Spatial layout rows
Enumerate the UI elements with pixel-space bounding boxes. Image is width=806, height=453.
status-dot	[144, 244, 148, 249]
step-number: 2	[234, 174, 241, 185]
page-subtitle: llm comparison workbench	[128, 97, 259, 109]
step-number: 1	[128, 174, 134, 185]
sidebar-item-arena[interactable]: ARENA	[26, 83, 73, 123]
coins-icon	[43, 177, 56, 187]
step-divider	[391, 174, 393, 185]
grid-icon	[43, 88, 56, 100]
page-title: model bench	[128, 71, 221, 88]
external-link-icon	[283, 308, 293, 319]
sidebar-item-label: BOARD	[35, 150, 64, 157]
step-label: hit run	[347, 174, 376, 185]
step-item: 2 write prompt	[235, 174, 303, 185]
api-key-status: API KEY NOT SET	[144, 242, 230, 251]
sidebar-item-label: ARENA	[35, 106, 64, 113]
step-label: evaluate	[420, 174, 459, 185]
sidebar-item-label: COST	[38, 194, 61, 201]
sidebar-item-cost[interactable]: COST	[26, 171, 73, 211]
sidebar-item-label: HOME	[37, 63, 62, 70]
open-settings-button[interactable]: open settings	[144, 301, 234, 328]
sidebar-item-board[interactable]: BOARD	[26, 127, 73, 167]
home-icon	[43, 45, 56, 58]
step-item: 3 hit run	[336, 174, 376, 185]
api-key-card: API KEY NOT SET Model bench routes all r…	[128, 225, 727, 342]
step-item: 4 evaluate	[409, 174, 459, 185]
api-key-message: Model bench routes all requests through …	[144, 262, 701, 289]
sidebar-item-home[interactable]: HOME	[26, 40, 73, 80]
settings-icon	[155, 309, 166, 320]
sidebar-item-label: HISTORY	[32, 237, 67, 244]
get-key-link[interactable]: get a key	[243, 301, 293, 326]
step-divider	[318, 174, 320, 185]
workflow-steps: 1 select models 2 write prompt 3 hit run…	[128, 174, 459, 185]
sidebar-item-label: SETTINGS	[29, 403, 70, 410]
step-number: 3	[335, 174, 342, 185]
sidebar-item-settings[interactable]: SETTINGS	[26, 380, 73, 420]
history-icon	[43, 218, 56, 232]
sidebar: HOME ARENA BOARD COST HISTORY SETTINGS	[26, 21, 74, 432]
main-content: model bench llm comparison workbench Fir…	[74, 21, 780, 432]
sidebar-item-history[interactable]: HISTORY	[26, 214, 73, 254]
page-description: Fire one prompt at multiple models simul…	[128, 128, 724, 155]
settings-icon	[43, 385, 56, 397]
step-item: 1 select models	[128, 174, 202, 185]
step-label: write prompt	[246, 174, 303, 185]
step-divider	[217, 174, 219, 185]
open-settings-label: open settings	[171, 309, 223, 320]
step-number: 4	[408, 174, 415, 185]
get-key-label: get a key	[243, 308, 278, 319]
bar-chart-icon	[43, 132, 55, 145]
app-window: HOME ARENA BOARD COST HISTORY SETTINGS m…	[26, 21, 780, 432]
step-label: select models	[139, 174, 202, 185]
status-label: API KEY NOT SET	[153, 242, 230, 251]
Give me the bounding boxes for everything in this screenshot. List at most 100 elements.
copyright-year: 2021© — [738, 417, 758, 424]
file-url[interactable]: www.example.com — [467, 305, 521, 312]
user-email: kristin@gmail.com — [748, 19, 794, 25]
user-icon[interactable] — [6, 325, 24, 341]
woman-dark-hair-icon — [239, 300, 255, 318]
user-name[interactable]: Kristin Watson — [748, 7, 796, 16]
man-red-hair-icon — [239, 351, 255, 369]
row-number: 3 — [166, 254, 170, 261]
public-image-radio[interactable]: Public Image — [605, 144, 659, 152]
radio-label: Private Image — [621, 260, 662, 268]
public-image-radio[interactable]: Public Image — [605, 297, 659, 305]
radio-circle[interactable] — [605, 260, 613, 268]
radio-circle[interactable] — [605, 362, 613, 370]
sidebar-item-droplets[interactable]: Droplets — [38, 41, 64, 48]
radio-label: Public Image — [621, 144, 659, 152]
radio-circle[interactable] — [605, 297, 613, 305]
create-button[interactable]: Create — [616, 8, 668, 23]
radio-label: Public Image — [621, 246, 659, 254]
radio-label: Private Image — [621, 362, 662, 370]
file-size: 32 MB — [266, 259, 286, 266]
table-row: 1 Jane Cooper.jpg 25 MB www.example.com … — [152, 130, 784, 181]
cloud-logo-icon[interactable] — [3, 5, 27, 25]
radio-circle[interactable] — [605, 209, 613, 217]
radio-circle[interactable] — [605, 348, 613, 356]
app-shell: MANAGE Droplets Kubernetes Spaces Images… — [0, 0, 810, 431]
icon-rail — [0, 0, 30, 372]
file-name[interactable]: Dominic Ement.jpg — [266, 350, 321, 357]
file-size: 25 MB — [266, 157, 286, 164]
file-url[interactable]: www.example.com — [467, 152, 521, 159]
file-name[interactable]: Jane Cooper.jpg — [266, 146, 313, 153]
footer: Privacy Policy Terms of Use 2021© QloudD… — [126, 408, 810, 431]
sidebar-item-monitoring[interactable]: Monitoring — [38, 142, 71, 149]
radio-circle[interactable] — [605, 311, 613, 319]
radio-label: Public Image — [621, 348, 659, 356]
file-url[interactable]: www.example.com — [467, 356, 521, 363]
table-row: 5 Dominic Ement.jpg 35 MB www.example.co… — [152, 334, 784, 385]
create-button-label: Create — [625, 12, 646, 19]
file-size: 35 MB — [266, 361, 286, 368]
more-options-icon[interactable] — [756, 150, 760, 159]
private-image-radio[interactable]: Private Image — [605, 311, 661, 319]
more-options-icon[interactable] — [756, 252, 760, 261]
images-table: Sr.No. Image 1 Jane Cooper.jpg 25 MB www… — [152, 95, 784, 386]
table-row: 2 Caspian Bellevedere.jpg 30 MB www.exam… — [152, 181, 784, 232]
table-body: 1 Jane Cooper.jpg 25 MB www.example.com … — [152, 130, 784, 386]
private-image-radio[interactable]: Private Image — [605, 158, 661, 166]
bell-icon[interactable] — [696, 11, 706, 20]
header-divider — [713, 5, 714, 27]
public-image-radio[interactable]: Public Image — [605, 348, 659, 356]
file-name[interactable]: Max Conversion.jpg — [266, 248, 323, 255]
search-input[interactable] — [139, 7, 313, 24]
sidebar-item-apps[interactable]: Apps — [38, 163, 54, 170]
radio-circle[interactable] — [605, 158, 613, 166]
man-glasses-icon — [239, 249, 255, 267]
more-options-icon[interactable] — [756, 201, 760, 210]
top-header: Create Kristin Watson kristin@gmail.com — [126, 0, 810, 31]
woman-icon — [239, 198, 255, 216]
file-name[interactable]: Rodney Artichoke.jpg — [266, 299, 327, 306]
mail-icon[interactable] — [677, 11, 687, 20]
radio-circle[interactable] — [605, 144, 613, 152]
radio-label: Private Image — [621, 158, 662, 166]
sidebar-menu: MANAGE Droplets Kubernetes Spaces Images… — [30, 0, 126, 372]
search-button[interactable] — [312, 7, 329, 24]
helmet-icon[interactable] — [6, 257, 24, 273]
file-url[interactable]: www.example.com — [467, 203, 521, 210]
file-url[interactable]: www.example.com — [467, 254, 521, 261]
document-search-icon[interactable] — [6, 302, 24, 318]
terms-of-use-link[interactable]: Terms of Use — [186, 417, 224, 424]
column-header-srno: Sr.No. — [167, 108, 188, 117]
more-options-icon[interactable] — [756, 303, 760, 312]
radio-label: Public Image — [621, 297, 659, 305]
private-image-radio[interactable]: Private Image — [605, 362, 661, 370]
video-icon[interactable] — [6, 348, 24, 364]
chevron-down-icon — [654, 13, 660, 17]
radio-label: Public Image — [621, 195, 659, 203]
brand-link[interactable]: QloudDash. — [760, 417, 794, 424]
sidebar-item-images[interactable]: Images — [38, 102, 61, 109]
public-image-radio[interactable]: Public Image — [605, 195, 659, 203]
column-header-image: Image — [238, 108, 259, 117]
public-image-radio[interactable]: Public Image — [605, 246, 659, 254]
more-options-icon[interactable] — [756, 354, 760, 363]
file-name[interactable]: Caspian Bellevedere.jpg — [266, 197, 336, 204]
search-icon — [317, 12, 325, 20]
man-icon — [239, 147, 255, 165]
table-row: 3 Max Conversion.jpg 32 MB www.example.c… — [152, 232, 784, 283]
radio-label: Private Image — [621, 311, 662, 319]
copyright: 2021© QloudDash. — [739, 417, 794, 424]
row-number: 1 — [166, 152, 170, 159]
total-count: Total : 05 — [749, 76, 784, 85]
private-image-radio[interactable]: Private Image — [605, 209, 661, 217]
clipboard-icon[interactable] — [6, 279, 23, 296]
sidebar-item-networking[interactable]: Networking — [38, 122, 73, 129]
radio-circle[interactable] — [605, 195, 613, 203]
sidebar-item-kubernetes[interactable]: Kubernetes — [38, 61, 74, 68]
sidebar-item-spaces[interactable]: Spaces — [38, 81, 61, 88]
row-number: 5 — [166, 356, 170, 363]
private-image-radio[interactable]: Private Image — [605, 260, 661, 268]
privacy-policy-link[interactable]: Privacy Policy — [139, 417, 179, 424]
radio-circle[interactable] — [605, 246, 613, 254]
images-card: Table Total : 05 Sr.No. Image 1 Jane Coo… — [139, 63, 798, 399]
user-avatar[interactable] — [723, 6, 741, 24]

TASK INSTRUCTIONS: Convert the rows from the first line through the line containing "step-item: 1 select" into a numbered list, with any blank lines left out.

RESULT OF THIS TASK:
1. Enumerate the UI elements with pixel-space bounding boxes. Image is width=806, height=453.
2. status-dot	[144, 244, 148, 249]
3. step-number: 2	[234, 174, 241, 185]
4. page-subtitle: llm comparison workbench	[128, 97, 259, 109]
5. step-number: 1	[128, 174, 134, 185]
6. sidebar-item-arena[interactable]: ARENA	[26, 83, 73, 123]
7. coins-icon	[43, 177, 56, 187]
8. step-divider	[391, 174, 393, 185]
9. grid-icon	[43, 88, 56, 100]
10. page-title: model bench	[128, 71, 221, 88]
11. external-link-icon	[283, 308, 293, 319]
12. sidebar-item-label: BOARD	[35, 150, 64, 157]
13. step-label: hit run	[347, 174, 376, 185]
14. step-item: 2 write prompt	[235, 174, 303, 185]
15. api-key-status: API KEY NOT SET	[144, 242, 230, 251]
16. sidebar-item-label: ARENA	[35, 106, 64, 113]
17. step-label: evaluate	[420, 174, 459, 185]
18. sidebar-item-label: COST	[38, 194, 61, 201]
19. sidebar-item-cost[interactable]: COST	[26, 171, 73, 211]
20. sidebar-item-label: HOME	[37, 63, 62, 70]
21. open-settings-button[interactable]: open settings	[144, 301, 234, 328]
22. sidebar-item-board[interactable]: BOARD	[26, 127, 73, 167]
23. home-icon	[43, 45, 56, 58]
24. step-item: 3 hit run	[336, 174, 376, 185]
25. api-key-card: API KEY NOT SET Model bench routes all r…	[128, 225, 727, 342]
26. step-item: 4 evaluate	[409, 174, 459, 185]
27. api-key-message: Model bench routes all requests through …	[144, 262, 701, 289]
28. sidebar-item-home[interactable]: HOME	[26, 40, 73, 80]
29. settings-icon	[155, 309, 166, 320]
30. sidebar-item-label: HISTORY	[32, 237, 67, 244]
31. get-key-link[interactable]: get a key	[243, 301, 293, 326]
32. step-divider	[318, 174, 320, 185]
33. workflow-steps: 1 select models 2 write prompt 3 hit run…	[128, 174, 459, 185]
34. sidebar-item-label: SETTINGS	[29, 403, 70, 410]
35. step-number: 3	[335, 174, 342, 185]
36. sidebar-item-settings[interactable]: SETTINGS	[26, 380, 73, 420]
37. history-icon	[43, 218, 56, 232]
38. sidebar: HOME ARENA BOARD COST HISTORY SETTINGS	[26, 21, 74, 432]
39. main-content: model bench llm comparison workbench Fir…	[74, 21, 780, 432]
40. sidebar-item-history[interactable]: HISTORY	[26, 214, 73, 254]
41. page-description: Fire one prompt at multiple models simul…	[128, 128, 724, 155]
42. settings-icon	[43, 385, 56, 397]
43. step-item: 1 select models	[128, 174, 202, 185]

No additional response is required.